GIVEN INSTRUCTION:
Below is a listing to transcribe in full and exactly; keep the pictures out.

Collection entries
-- Begin --
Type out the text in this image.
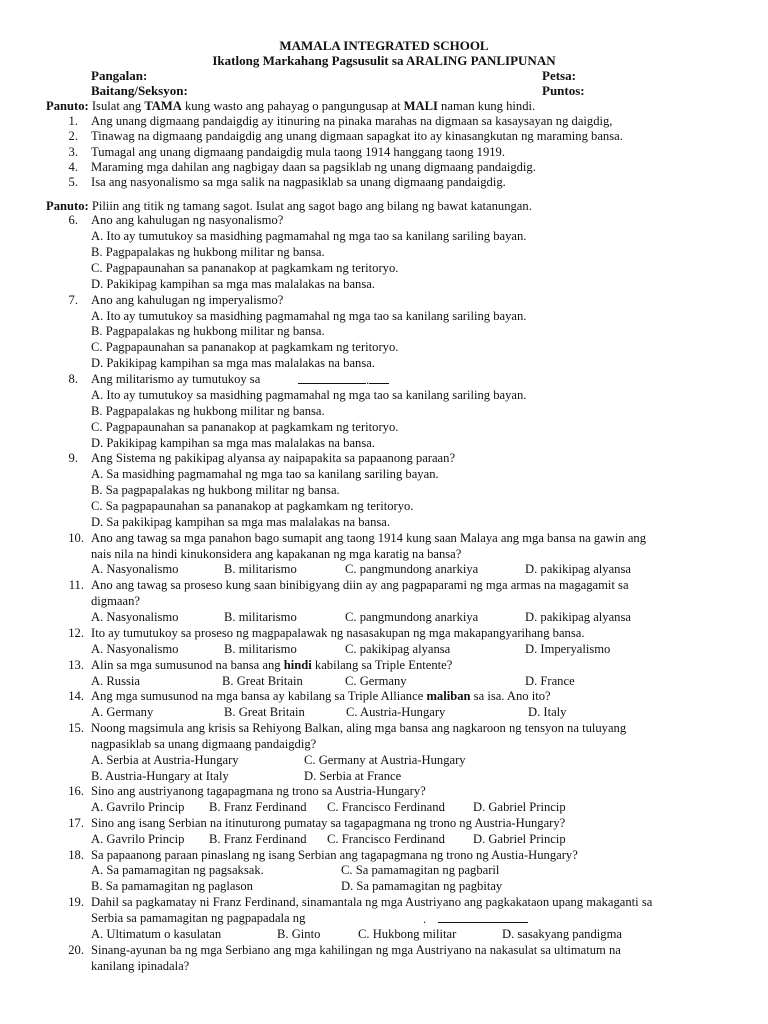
MAMALA INTEGRATED SCHOOL
Ikatlong Markahang Pagsusulit sa ARALING PANLIPUNAN
Pangalan:	Petsa:
Baitang/Seksyon:	Puntos:
Panuto: Isulat ang TAMA kung wasto ang pahayag o pangungusap at MALI naman kung hindi.
1. Ang unang digmaang pandaigdig ay itinuring na pinaka marahas na digmaan sa kasaysayan ng daigdig,
2. Tinawag na digmaang pandaigdig ang unang digmaan sapagkat ito ay kinasangkutan ng maraming bansa.
3. Tumagal ang unang digmaang pandaigdig mula taong 1914 hanggang taong 1919.
4. Maraming mga dahilan ang nagbigay daan sa pagsiklab ng unang digmaang pandaigdig.
5. Isa ang nasyonalismo sa mga salik na nagpasiklab sa unang digmaang pandaigdig.
Panuto: Piliin ang titik ng tamang sagot. Isulat ang sagot bago ang bilang ng bawat katanungan.
6. Ano ang kahulugan ng nasyonalismo?
A. Ito ay tumutukoy sa masidhing pagmamahal ng mga tao sa kanilang sariling bayan.
B. Pagpapalakas ng hukbong militar ng bansa.
C. Pagpapaunahan sa pananakop at pagkamkam ng teritoryo.
D. Pakikipag kampihan sa mga mas malalakas na bansa.
7. Ano ang kahulugan ng imperyalismo?
A. Ito ay tumutukoy sa masidhing pagmamahal ng mga tao sa kanilang sariling bayan.
B. Pagpapalakas ng hukbong militar ng bansa.
C. Pagpapaunahan sa pananakop at pagkamkam ng teritoryo.
D. Pakikipag kampihan sa mga mas malalakas na bansa.
8. Ang militarismo ay tumutukoy sa	.
A. Ito ay tumutukoy sa masidhing pagmamahal ng mga tao sa kanilang sariling bayan.
B. Pagpapalakas ng hukbong militar ng bansa.
C. Pagpapaunahan sa pananakop at pagkamkam ng teritoryo.
D. Pakikipag kampihan sa mga mas malalakas na bansa.
9. Ang Sistema ng pakikipag alyansa ay naipapakita sa papaanong paraan?
A. Sa masidhing pagmamahal ng mga tao sa kanilang sariling bayan.
B. Sa pagpapalakas ng hukbong militar ng bansa.
C. Sa pagpapaunahan sa pananakop at pagkamkam ng teritoryo.
D. Sa pakikipag kampihan sa mga mas malalakas na bansa.
10. Ano ang tawag sa mga panahon bago sumapit ang taong 1914 kung saan Malaya ang mga bansa na gawin ang
nais nila na hindi kinukonsidera ang kapakanan ng mga karatig na bansa?
A. Nasyonalismo	B. militarismo	C. pangmundong anarkiya	D. pakikipag alyansa
11. Ano ang tawag sa proseso kung saan binibigyang diin ay ang pagpaparami ng mga armas na magagamit sa
digmaan?
A. Nasyonalismo	B. militarismo	C. pangmundong anarkiya	D. pakikipag alyansa
12. Ito ay tumutukoy sa proseso ng magpapalawak ng nasasakupan ng mga makapangyarihang bansa.
A. Nasyonalismo	B. militarismo	C. pakikipag alyansa	D. Imperyalismo
13. Alin sa mga sumusunod na bansa ang hindi kabilang sa Triple Entente?
A. Russia	B. Great Britain	C. Germany	D. France
14. Ang mga sumusunod na mga bansa ay kabilang sa Triple Alliance maliban sa isa. Ano ito?
A. Germany	B. Great Britain	C. Austria-Hungary	D. Italy
15. Noong magsimula ang krisis sa Rehiyong Balkan, aling mga bansa ang nagkaroon ng tensyon na tuluyang
nagpasiklab sa unang digmaang pandaigdig?
A. Serbia at Austria-Hungary	C. Germany at Austria-Hungary
B. Austria-Hungary at Italy	D. Serbia at France
16. Sino ang austriyanong tagapagmana ng trono sa Austria-Hungary?
A. Gavrilo Princip B. Franz Ferdinand C. Francisco Ferdinand D. Gabriel Princip
17. Sino ang isang Serbian na itinuturong pumatay sa tagapagmana ng trono ng Austria-Hungary?
A. Gavrilo Princip B. Franz Ferdinand C. Francisco Ferdinand D. Gabriel Princip
18. Sa papaanong paraan pinaslang ng isang Serbian ang tagapagmana ng trono ng Austia-Hungary?
A. Sa pamamagitan ng pagsaksak.	C. Sa pamamagitan ng pagbaril
B. Sa pamamagitan ng paglason	D. Sa pamamagitan ng pagbitay
19. Dahil sa pagkamatay ni Franz Ferdinand, sinamantala ng mga Austriyano ang pagkakataon upang makaganti sa
Serbia sa pamamagitan ng pagpapadala ng	.
A. Ultimatum o kasulatan	B. Ginto	C. Hukbong militar	D. sasakyang pandigma
20. Sinang-ayunan ba ng mga Serbiano ang mga kahilingan ng mga Austriyano na nakasulat sa ultimatum na
kanilang ipinadala?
-- End --
ANSWER:
Type out the text in this image.
MAMALA INTEGRATED SCHOOL
Ikatlong Markahang Pagsusulit sa ARALING PANLIPUNAN
Pangalan:	Petsa:
Baitang/Seksyon:	Puntos:
Panuto: Isulat ang TAMA kung wasto ang pahayag o pangungusap at MALI naman kung hindi.
1. Ang unang digmaang pandaigdig ay itinuring na pinaka marahas na digmaan sa kasaysayan ng daigdig,
2. Tinawag na digmaang pandaigdig ang unang digmaan sapagkat ito ay kinasangkutan ng maraming bansa.
3. Tumagal ang unang digmaang pandaigdig mula taong 1914 hanggang taong 1919.
4. Maraming mga dahilan ang nagbigay daan sa pagsiklab ng unang digmaang pandaigdig.
5. Isa ang nasyonalismo sa mga salik na nagpasiklab sa unang digmaang pandaigdig.
Panuto: Piliin ang titik ng tamang sagot. Isulat ang sagot bago ang bilang ng bawat katanungan.
6. Ano ang kahulugan ng nasyonalismo?
A. Ito ay tumutukoy sa masidhing pagmamahal ng mga tao sa kanilang sariling bayan.
B. Pagpapalakas ng hukbong militar ng bansa.
C. Pagpapaunahan sa pananakop at pagkamkam ng teritoryo.
D. Pakikipag kampihan sa mga mas malalakas na bansa.
7. Ano ang kahulugan ng imperyalismo?
A. Ito ay tumutukoy sa masidhing pagmamahal ng mga tao sa kanilang sariling bayan.
B. Pagpapalakas ng hukbong militar ng bansa.
C. Pagpapaunahan sa pananakop at pagkamkam ng teritoryo.
D. Pakikipag kampihan sa mga mas malalakas na bansa.
8. Ang militarismo ay tumutukoy sa	.
A. Ito ay tumutukoy sa masidhing pagmamahal ng mga tao sa kanilang sariling bayan.
B. Pagpapalakas ng hukbong militar ng bansa.
C. Pagpapaunahan sa pananakop at pagkamkam ng teritoryo.
D. Pakikipag kampihan sa mga mas malalakas na bansa.
9. Ang Sistema ng pakikipag alyansa ay naipapakita sa papaanong paraan?
A. Sa masidhing pagmamahal ng mga tao sa kanilang sariling bayan.
B. Sa pagpapalakas ng hukbong militar ng bansa.
C. Sa pagpapaunahan sa pananakop at pagkamkam ng teritoryo.
D. Sa pakikipag kampihan sa mga mas malalakas na bansa.
10. Ano ang tawag sa mga panahon bago sumapit ang taong 1914 kung saan Malaya ang mga bansa na gawin ang
nais nila na hindi kinukonsidera ang kapakanan ng mga karatig na bansa?
A. Nasyonalismo	B. militarismo	C. pangmundong anarkiya	D. pakikipag alyansa
11. Ano ang tawag sa proseso kung saan binibigyang diin ay ang pagpaparami ng mga armas na magagamit sa
digmaan?
A. Nasyonalismo	B. militarismo	C. pangmundong anarkiya	D. pakikipag alyansa
12. Ito ay tumutukoy sa proseso ng magpapalawak ng nasasakupan ng mga makapangyarihang bansa.
A. Nasyonalismo	B. militarismo	C. pakikipag alyansa	D. Imperyalismo
13. Alin sa mga sumusunod na bansa ang hindi kabilang sa Triple Entente?
A. Russia	B. Great Britain	C. Germany	D. France
14. Ang mga sumusunod na mga bansa ay kabilang sa Triple Alliance maliban sa isa. Ano ito?
A. Germany	B. Great Britain	C. Austria-Hungary	D. Italy
15. Noong magsimula ang krisis sa Rehiyong Balkan, aling mga bansa ang nagkaroon ng tensyon na tuluyang
nagpasiklab sa unang digmaang pandaigdig?
A. Serbia at Austria-Hungary	C. Germany at Austria-Hungary
B. Austria-Hungary at Italy	D. Serbia at France
16. Sino ang austriyanong tagapagmana ng trono sa Austria-Hungary?
A. Gavrilo Princip B. Franz Ferdinand C. Francisco Ferdinand D. Gabriel Princip
17. Sino ang isang Serbian na itinuturong pumatay sa tagapagmana ng trono ng Austria-Hungary?
A. Gavrilo Princip B. Franz Ferdinand C. Francisco Ferdinand D. Gabriel Princip
18. Sa papaanong paraan pinaslang ng isang Serbian ang tagapagmana ng trono ng Austia-Hungary?
A. Sa pamamagitan ng pagsaksak.	C. Sa pamamagitan ng pagbaril
B. Sa pamamagitan ng paglason	D. Sa pamamagitan ng pagbitay
19. Dahil sa pagkamatay ni Franz Ferdinand, sinamantala ng mga Austriyano ang pagkakataon upang makaganti sa
Serbia sa pamamagitan ng pagpapadala ng	.
A. Ultimatum o kasulatan	B. Ginto	C. Hukbong militar	D. sasakyang pandigma
20. Sinang-ayunan ba ng mga Serbiano ang mga kahilingan ng mga Austriyano na nakasulat sa ultimatum na
kanilang ipinadala?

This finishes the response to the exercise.